__EXTRACTED TEXT__
Bruce Gordon, Titus Street Professor of Ecclesiastical History, Yale Divinity School



Dr. Bruce Gordon is the Titus Street Professor of Ecclesiastical History Yale Divinity School with Secondary Appointment in the Department of History, and he is the author of the biographies Calvin and Zwingli: God’s Armed Prophet, and of a number of other books on the history of Christianity.


In Part One of their conversation, Marginalia's Editor-in-Chief, Samuel Loncar, Ph.D. (Yale University) talks with Professor Gordon about his new book, The Bible: A Global History (Basic Books, 2024) and why it is essential to think about this text as a dynamic, global cultural force.

__OBJECTIVES__
**1)** Answer these from the profile of Bruce Gordon:
(a) In which department does Gordon hold his secondary appointment?
(b) Who is Marginalia's Editor-in-Chief?
(c) Which publisher released The Bible: A Global History, and in what year?
**2)** Restate word for word the part of the profile of Bruce Gordon that opens with the words "Dr. Bruce Gordon" and closes with "history of Christianity.".
The records come from a source unrelated to the profile of Bruce Gordon.

__RECORDS__
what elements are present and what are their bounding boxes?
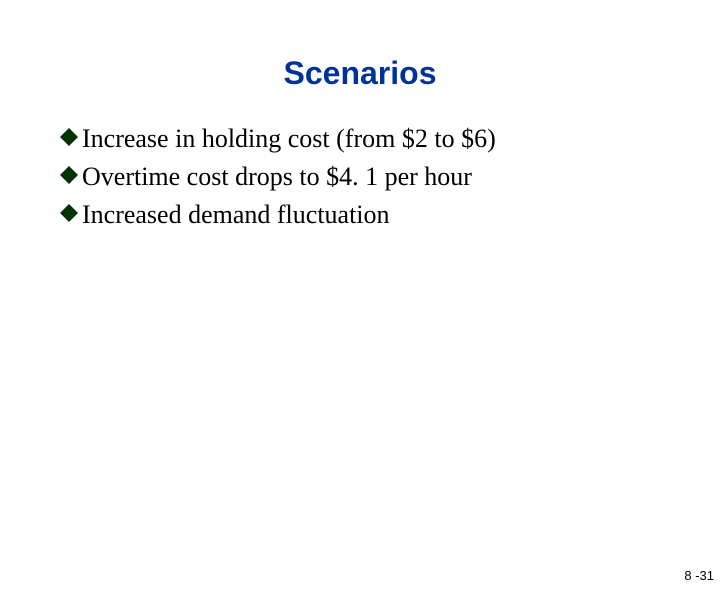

--

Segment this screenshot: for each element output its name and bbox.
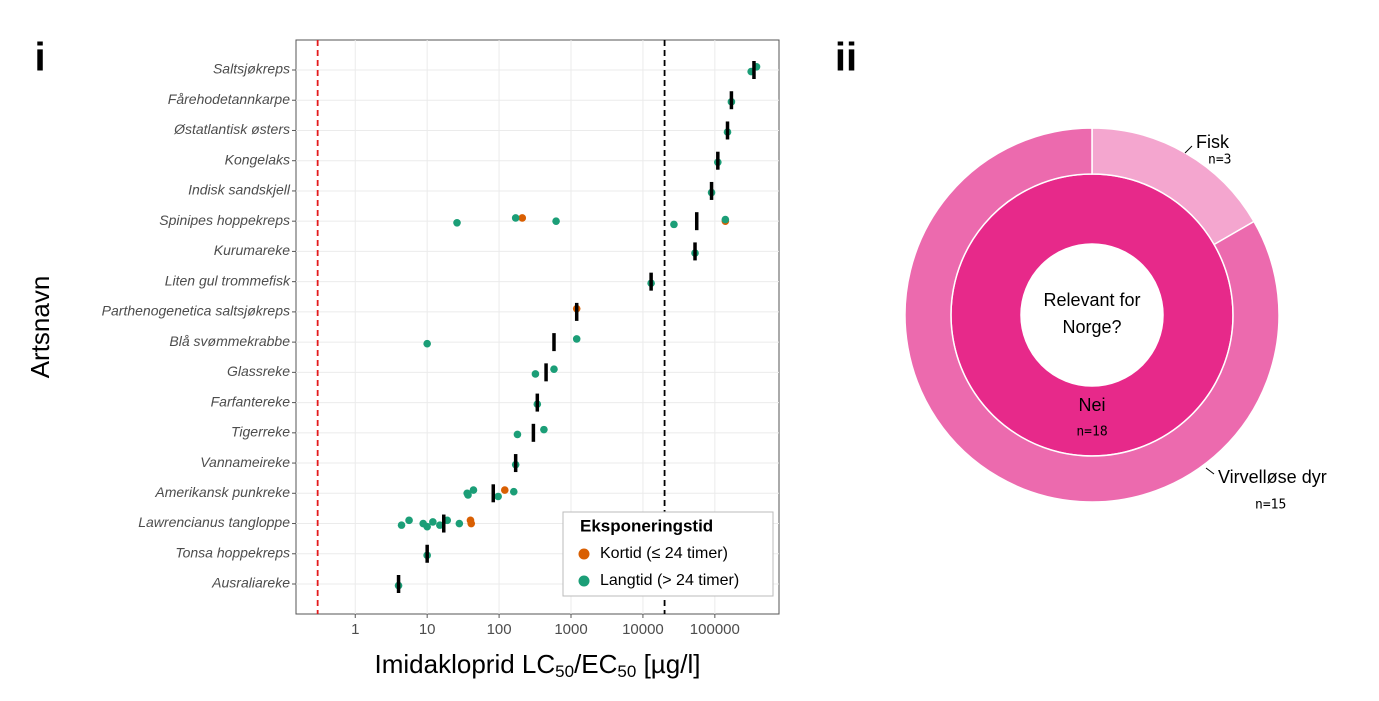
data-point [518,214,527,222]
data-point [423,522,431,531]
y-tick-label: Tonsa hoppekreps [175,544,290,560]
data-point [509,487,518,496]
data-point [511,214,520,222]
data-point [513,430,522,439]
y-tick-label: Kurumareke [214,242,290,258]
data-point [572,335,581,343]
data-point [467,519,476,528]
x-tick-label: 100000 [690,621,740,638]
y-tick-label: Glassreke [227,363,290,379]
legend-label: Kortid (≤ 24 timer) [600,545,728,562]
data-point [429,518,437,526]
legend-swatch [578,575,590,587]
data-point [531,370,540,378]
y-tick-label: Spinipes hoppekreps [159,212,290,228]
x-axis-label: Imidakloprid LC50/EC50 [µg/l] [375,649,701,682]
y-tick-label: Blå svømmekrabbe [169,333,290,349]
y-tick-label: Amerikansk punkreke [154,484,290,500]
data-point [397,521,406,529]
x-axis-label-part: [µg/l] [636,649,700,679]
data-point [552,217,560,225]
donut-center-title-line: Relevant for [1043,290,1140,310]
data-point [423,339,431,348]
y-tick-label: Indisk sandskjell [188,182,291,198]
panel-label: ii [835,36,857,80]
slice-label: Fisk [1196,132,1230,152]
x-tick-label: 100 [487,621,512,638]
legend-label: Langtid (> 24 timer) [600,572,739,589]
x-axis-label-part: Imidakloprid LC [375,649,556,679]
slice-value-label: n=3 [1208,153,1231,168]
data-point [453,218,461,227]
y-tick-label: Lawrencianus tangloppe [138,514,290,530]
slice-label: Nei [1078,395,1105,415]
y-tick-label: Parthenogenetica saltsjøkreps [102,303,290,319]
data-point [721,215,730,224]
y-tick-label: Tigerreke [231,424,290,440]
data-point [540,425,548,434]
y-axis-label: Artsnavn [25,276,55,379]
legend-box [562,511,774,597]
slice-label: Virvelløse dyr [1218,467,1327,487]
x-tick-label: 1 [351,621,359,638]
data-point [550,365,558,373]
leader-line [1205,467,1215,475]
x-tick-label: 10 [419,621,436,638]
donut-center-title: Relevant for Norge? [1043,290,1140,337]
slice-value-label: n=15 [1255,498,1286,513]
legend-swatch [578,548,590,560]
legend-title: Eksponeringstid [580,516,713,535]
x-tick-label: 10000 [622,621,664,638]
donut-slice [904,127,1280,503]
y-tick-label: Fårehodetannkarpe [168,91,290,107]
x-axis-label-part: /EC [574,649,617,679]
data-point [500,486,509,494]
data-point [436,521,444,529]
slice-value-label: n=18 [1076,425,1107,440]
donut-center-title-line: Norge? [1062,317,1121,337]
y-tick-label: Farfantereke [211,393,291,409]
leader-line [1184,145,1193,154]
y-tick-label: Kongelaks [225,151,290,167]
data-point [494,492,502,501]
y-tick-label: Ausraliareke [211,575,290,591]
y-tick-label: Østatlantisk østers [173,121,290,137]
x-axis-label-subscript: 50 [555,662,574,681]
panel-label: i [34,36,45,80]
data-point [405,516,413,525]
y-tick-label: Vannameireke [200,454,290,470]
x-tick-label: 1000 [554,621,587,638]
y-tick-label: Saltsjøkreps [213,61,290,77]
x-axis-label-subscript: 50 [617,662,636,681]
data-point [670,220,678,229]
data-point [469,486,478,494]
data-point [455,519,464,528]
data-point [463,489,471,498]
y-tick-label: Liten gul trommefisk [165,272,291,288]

__TASK-BY-TASK OUTPUTS__
**1)**
(a) The Department of History.
(b) Samuel Loncar.
(c) Basic Books, in 2024.

**2)**
Dr. Bruce Gordon is the Titus Street Professor of Ecclesiastical History Yale Divinity School with Secondary Appointment in the Department of History, and he is the author of the biographies Calvin and Zwingli: God’s Armed Prophet, and of a number of other books on the history of Christianity.